Requirement: Reproduce this listing in full.

Input records:
===============

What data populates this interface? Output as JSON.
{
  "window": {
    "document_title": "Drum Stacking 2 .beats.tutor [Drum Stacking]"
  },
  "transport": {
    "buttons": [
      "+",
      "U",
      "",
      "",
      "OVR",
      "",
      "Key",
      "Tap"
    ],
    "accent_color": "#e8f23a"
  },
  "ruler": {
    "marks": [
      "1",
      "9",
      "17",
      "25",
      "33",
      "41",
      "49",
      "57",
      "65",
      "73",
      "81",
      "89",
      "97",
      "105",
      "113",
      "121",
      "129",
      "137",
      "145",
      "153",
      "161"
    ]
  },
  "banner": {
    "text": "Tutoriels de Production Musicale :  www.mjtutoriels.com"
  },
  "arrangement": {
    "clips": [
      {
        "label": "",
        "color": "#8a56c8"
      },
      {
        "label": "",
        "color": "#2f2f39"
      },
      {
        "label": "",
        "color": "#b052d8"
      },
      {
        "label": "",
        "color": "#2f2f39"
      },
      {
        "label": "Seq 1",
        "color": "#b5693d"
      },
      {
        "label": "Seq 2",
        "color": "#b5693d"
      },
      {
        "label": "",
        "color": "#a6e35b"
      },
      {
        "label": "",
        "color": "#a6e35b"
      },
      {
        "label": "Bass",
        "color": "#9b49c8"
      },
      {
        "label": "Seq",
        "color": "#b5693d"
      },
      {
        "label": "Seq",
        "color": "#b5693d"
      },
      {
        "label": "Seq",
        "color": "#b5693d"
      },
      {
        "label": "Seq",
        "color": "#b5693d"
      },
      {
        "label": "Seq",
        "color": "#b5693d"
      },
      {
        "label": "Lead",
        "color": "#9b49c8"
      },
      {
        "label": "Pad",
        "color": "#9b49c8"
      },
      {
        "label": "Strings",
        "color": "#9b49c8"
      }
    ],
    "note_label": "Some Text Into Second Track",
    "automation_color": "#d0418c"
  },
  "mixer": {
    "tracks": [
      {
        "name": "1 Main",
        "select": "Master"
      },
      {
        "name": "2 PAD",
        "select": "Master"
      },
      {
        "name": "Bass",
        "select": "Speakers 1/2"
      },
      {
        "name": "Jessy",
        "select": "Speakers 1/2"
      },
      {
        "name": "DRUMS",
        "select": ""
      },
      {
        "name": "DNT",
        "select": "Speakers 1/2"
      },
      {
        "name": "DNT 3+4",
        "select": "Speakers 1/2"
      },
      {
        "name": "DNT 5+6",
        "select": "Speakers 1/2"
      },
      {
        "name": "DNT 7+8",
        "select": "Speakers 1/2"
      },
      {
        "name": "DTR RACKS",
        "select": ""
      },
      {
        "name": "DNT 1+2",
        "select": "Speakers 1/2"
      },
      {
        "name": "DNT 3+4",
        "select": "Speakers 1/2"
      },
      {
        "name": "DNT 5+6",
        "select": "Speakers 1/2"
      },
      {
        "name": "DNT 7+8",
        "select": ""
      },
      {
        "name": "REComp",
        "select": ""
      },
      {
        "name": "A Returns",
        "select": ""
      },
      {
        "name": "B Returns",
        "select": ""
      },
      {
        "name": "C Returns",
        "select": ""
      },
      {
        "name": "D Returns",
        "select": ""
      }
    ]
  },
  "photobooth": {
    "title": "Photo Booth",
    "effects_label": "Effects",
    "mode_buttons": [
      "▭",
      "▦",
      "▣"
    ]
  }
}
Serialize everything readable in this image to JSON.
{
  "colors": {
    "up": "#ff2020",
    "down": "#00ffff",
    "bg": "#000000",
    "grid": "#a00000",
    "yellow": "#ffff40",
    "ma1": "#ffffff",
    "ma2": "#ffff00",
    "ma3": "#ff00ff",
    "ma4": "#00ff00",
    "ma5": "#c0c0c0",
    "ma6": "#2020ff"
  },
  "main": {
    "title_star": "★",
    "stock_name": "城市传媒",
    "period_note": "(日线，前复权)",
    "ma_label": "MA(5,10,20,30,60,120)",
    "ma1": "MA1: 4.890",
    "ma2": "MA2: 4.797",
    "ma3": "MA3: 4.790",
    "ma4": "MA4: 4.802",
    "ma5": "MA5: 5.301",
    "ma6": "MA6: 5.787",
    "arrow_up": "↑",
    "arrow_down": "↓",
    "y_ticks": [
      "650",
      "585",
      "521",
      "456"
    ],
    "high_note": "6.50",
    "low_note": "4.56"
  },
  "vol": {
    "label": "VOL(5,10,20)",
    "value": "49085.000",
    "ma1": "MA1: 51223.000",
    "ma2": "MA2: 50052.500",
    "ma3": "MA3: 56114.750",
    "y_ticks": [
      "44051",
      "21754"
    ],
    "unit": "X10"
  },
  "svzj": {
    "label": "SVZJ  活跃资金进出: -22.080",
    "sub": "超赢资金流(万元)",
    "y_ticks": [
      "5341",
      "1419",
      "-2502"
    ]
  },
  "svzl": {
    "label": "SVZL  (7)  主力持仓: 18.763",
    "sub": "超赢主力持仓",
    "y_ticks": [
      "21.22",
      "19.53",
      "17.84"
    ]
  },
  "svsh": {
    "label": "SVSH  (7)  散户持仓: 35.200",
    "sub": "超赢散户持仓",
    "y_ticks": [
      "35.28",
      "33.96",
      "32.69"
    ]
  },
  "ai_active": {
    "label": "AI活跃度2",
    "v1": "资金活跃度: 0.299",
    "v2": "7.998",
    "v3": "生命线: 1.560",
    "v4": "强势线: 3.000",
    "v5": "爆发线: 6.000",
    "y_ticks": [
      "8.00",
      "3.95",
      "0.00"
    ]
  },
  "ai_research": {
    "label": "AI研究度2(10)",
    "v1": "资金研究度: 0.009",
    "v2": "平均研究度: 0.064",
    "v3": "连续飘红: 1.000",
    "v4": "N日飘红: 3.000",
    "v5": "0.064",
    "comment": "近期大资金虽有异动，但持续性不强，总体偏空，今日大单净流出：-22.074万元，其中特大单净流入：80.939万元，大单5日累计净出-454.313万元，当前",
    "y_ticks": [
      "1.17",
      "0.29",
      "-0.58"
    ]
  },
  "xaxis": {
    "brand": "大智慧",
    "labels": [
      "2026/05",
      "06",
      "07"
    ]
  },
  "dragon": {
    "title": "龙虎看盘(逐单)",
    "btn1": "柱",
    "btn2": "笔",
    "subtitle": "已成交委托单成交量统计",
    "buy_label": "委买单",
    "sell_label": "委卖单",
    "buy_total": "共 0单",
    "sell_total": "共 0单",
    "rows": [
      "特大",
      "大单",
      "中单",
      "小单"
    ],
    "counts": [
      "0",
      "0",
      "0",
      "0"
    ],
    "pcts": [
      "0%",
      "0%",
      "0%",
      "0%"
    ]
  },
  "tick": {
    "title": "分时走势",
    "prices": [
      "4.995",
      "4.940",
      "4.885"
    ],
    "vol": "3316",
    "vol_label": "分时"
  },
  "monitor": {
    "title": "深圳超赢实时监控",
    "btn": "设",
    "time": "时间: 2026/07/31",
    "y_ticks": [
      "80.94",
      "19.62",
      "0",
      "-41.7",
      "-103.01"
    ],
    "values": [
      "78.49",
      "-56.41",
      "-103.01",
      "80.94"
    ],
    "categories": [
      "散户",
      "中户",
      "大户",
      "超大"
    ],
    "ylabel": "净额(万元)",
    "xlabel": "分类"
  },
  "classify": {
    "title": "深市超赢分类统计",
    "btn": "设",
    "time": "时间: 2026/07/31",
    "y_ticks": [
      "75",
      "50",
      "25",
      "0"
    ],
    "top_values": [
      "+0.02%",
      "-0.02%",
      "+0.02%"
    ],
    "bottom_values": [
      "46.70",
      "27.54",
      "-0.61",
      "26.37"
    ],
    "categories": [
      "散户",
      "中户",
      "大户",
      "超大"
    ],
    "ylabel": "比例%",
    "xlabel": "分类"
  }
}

===============

Answer below:
What data populates this interface? Output as JSON.
{
  "window": {
    "document_title": "Drum Stacking 2 .beats.tutor [Drum Stacking]"
  },
  "transport": {
    "buttons": [
      "+",
      "U",
      "",
      "",
      "OVR",
      "",
      "Key",
      "Tap"
    ],
    "accent_color": "#e8f23a"
  },
  "ruler": {
    "marks": [
      "1",
      "9",
      "17",
      "25",
      "33",
      "41",
      "49",
      "57",
      "65",
      "73",
      "81",
      "89",
      "97",
      "105",
      "113",
      "121",
      "129",
      "137",
      "145",
      "153",
      "161"
    ]
  },
  "banner": {
    "text": "Tutoriels de Production Musicale :  www.mjtutoriels.com"
  },
  "arrangement": {
    "clips": [
      {
        "label": "",
        "color": "#8a56c8"
      },
      {
        "label": "",
        "color": "#2f2f39"
      },
      {
        "label": "",
        "color": "#b052d8"
      },
      {
        "label": "",
        "color": "#2f2f39"
      },
      {
        "label": "Seq 1",
        "color": "#b5693d"
      },
      {
        "label": "Seq 2",
        "color": "#b5693d"
      },
      {
        "label": "",
        "color": "#a6e35b"
      },
      {
        "label": "",
        "color": "#a6e35b"
      },
      {
        "label": "Bass",
        "color": "#9b49c8"
      },
      {
        "label": "Seq",
        "color": "#b5693d"
      },
      {
        "label": "Seq",
        "color": "#b5693d"
      },
      {
        "label": "Seq",
        "color": "#b5693d"
      },
      {
        "label": "Seq",
        "color": "#b5693d"
      },
      {
        "label": "Seq",
        "color": "#b5693d"
      },
      {
        "label": "Lead",
        "color": "#9b49c8"
      },
      {
        "label": "Pad",
        "color": "#9b49c8"
      },
      {
        "label": "Strings",
        "color": "#9b49c8"
      }
    ],
    "note_label": "Some Text Into Second Track",
    "automation_color": "#d0418c"
  },
  "mixer": {
    "tracks": [
      {
        "name": "1 Main",
        "select": "Master"
      },
      {
        "name": "2 PAD",
        "select": "Master"
      },
      {
        "name": "Bass",
        "select": "Speakers 1/2"
      },
      {
        "name": "Jessy",
        "select": "Speakers 1/2"
      },
      {
        "name": "DRUMS",
        "select": ""
      },
      {
        "name": "DNT",
        "select": "Speakers 1/2"
      },
      {
        "name": "DNT 3+4",
        "select": "Speakers 1/2"
      },
      {
        "name": "DNT 5+6",
        "select": "Speakers 1/2"
      },
      {
        "name": "DNT 7+8",
        "select": "Speakers 1/2"
      },
      {
        "name": "DTR RACKS",
        "select": ""
      },
      {
        "name": "DNT 1+2",
        "select": "Speakers 1/2"
      },
      {
        "name": "DNT 3+4",
        "select": "Speakers 1/2"
      },
      {
        "name": "DNT 5+6",
        "select": "Speakers 1/2"
      },
      {
        "name": "DNT 7+8",
        "select": ""
      },
      {
        "name": "REComp",
        "select": ""
      },
      {
        "name": "A Returns",
        "select": ""
      },
      {
        "name": "B Returns",
        "select": ""
      },
      {
        "name": "C Returns",
        "select": ""
      },
      {
        "name": "D Returns",
        "select": ""
      }
    ]
  },
  "photobooth": {
    "title": "Photo Booth",
    "effects_label": "Effects",
    "mode_buttons": [
      "▭",
      "▦",
      "▣"
    ]
  }
}
Serialize everything readable in this image to JSON.
{
  "colors": {
    "up": "#ff2020",
    "down": "#00ffff",
    "bg": "#000000",
    "grid": "#a00000",
    "yellow": "#ffff40",
    "ma1": "#ffffff",
    "ma2": "#ffff00",
    "ma3": "#ff00ff",
    "ma4": "#00ff00",
    "ma5": "#c0c0c0",
    "ma6": "#2020ff"
  },
  "main": {
    "title_star": "★",
    "stock_name": "城市传媒",
    "period_note": "(日线，前复权)",
    "ma_label": "MA(5,10,20,30,60,120)",
    "ma1": "MA1: 4.890",
    "ma2": "MA2: 4.797",
    "ma3": "MA3: 4.790",
    "ma4": "MA4: 4.802",
    "ma5": "MA5: 5.301",
    "ma6": "MA6: 5.787",
    "arrow_up": "↑",
    "arrow_down": "↓",
    "y_ticks": [
      "650",
      "585",
      "521",
      "456"
    ],
    "high_note": "6.50",
    "low_note": "4.56"
  },
  "vol": {
    "label": "VOL(5,10,20)",
    "value": "49085.000",
    "ma1": "MA1: 51223.000",
    "ma2": "MA2: 50052.500",
    "ma3": "MA3: 56114.750",
    "y_ticks": [
      "44051",
      "21754"
    ],
    "unit": "X10"
  },
  "svzj": {
    "label": "SVZJ  活跃资金进出: -22.080",
    "sub": "超赢资金流(万元)",
    "y_ticks": [
      "5341",
      "1419",
      "-2502"
    ]
  },
  "svzl": {
    "label": "SVZL  (7)  主力持仓: 18.763",
    "sub": "超赢主力持仓",
    "y_ticks": [
      "21.22",
      "19.53",
      "17.84"
    ]
  },
  "svsh": {
    "label": "SVSH  (7)  散户持仓: 35.200",
    "sub": "超赢散户持仓",
    "y_ticks": [
      "35.28",
      "33.96",
      "32.69"
    ]
  },
  "ai_active": {
    "label": "AI活跃度2",
    "v1": "资金活跃度: 0.299",
    "v2": "7.998",
    "v3": "生命线: 1.560",
    "v4": "强势线: 3.000",
    "v5": "爆发线: 6.000",
    "y_ticks": [
      "8.00",
      "3.95",
      "0.00"
    ]
  },
  "ai_research": {
    "label": "AI研究度2(10)",
    "v1": "资金研究度: 0.009",
    "v2": "平均研究度: 0.064",
    "v3": "连续飘红: 1.000",
    "v4": "N日飘红: 3.000",
    "v5": "0.064",
    "comment": "近期大资金虽有异动，但持续性不强，总体偏空，今日大单净流出：-22.074万元，其中特大单净流入：80.939万元，大单5日累计净出-454.313万元，当前",
    "y_ticks": [
      "1.17",
      "0.29",
      "-0.58"
    ]
  },
  "xaxis": {
    "brand": "大智慧",
    "labels": [
      "2026/05",
      "06",
      "07"
    ]
  },
  "dragon": {
    "title": "龙虎看盘(逐单)",
    "btn1": "柱",
    "btn2": "笔",
    "subtitle": "已成交委托单成交量统计",
    "buy_label": "委买单",
    "sell_label": "委卖单",
    "buy_total": "共 0单",
    "sell_total": "共 0单",
    "rows": [
      "特大",
      "大单",
      "中单",
      "小单"
    ],
    "counts": [
      "0",
      "0",
      "0",
      "0"
    ],
    "pcts": [
      "0%",
      "0%",
      "0%",
      "0%"
    ]
  },
  "tick": {
    "title": "分时走势",
    "prices": [
      "4.995",
      "4.940",
      "4.885"
    ],
    "vol": "3316",
    "vol_label": "分时"
  },
  "monitor": {
    "title": "深圳超赢实时监控",
    "btn": "设",
    "time": "时间: 2026/07/31",
    "y_ticks": [
      "80.94",
      "19.62",
      "0",
      "-41.7",
      "-103.01"
    ],
    "values": [
      "78.49",
      "-56.41",
      "-103.01",
      "80.94"
    ],
    "categories": [
      "散户",
      "中户",
      "大户",
      "超大"
    ],
    "ylabel": "净额(万元)",
    "xlabel": "分类"
  },
  "classify": {
    "title": "深市超赢分类统计",
    "btn": "设",
    "time": "时间: 2026/07/31",
    "y_ticks": [
      "75",
      "50",
      "25",
      "0"
    ],
    "top_values": [
      "+0.02%",
      "-0.02%",
      "+0.02%"
    ],
    "bottom_values": [
      "46.70",
      "27.54",
      "-0.61",
      "26.37"
    ],
    "categories": [
      "散户",
      "中户",
      "大户",
      "超大"
    ],
    "ylabel": "比例%",
    "xlabel": "分类"
  }
}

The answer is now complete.